Exercise prompt -
Copy each line that holds "Zismann".

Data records
::::::::::

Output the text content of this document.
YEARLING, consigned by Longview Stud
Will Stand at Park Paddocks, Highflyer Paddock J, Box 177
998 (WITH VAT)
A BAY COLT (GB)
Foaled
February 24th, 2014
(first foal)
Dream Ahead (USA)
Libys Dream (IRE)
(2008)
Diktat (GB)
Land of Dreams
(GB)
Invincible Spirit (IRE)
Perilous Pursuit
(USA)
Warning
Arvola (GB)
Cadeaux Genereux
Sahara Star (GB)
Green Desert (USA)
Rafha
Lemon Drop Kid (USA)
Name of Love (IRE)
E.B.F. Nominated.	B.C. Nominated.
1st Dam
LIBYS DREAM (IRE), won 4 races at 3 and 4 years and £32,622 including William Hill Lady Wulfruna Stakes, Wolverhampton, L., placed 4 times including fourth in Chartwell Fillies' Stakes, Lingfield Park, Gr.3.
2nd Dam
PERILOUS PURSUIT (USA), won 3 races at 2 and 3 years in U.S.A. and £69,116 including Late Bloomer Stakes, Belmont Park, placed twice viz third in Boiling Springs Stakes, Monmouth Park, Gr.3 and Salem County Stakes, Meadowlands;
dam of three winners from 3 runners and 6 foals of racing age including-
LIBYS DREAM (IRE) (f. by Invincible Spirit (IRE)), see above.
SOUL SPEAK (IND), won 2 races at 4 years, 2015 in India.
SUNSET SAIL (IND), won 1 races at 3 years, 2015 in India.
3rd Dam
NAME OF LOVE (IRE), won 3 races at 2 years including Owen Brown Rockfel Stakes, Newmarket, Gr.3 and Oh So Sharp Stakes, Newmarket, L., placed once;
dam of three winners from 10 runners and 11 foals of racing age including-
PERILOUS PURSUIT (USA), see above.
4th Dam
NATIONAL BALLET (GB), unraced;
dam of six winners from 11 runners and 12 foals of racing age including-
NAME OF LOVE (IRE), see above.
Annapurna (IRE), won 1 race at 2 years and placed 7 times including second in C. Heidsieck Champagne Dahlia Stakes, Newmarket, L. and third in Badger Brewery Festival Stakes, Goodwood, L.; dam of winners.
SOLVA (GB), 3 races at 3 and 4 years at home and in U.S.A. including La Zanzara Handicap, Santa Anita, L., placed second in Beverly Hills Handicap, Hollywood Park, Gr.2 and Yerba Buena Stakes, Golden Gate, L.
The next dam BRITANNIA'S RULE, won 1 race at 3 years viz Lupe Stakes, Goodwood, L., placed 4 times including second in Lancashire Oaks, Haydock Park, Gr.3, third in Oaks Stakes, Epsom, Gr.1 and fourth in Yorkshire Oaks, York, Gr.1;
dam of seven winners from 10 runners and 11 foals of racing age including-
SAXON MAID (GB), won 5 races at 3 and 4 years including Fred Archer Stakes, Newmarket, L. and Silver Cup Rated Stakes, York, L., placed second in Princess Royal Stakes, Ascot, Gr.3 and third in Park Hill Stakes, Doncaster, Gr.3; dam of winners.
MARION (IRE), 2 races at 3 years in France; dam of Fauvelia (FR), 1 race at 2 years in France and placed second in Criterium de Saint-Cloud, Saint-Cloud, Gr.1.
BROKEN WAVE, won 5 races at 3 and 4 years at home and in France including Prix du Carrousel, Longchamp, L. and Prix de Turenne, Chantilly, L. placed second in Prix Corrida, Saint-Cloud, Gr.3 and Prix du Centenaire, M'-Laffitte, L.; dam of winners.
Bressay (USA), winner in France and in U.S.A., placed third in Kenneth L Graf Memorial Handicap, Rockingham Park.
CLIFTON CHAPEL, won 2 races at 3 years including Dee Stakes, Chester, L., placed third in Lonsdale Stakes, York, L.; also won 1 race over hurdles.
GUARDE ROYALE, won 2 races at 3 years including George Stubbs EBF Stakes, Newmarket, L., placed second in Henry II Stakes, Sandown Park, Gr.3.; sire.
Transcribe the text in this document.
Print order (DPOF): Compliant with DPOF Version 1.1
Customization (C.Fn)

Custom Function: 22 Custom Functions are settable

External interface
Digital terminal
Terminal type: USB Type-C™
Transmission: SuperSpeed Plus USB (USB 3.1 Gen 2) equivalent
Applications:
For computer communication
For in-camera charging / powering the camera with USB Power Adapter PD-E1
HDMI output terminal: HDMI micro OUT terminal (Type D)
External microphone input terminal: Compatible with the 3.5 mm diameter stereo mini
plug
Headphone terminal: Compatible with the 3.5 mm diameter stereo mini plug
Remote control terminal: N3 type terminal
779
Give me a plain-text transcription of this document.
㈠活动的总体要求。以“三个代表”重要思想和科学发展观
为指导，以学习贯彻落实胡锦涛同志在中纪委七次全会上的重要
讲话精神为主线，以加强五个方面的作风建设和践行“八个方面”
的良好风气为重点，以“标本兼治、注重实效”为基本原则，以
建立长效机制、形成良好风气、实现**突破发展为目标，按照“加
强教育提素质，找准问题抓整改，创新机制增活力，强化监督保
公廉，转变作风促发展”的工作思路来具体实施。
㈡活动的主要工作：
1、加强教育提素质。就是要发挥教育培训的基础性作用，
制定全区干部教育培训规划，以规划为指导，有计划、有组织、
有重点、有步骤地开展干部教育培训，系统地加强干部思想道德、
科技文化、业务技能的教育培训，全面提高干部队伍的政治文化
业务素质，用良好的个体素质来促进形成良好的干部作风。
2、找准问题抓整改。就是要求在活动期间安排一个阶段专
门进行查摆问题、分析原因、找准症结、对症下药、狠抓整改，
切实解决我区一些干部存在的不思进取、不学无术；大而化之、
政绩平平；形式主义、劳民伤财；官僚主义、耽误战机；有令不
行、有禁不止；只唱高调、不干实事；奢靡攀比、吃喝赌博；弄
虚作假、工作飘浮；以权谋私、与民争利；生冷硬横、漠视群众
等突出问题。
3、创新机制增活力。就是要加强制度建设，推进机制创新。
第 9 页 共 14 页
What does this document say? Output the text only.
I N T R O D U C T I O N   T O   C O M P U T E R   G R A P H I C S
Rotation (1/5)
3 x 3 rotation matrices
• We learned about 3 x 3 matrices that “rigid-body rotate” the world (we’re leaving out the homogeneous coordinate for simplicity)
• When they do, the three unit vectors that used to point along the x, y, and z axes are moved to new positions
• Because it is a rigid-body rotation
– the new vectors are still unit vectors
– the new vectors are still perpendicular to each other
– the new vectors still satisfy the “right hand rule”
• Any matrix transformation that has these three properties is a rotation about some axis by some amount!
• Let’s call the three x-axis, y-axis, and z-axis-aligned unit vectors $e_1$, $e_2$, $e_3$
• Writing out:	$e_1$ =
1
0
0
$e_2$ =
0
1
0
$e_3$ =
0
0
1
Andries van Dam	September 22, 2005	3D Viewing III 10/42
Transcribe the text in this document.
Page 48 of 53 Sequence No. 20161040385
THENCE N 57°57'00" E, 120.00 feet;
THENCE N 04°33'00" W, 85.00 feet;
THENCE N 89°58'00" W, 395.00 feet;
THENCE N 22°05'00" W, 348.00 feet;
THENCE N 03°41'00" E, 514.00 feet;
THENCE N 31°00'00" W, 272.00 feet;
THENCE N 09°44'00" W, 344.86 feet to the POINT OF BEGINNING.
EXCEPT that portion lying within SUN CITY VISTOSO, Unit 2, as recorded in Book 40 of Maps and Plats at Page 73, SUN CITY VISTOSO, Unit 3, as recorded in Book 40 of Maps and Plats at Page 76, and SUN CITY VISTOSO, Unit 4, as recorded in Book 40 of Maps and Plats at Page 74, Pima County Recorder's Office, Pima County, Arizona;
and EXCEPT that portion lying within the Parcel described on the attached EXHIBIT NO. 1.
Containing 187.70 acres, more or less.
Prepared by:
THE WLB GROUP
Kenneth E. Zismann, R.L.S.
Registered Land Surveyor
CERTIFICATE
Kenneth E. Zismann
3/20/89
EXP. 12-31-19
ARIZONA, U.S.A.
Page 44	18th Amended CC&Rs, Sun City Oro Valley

::::::::::

Response below -
Kenneth E. Zismann, R.L.S.
Kenneth E. Zismann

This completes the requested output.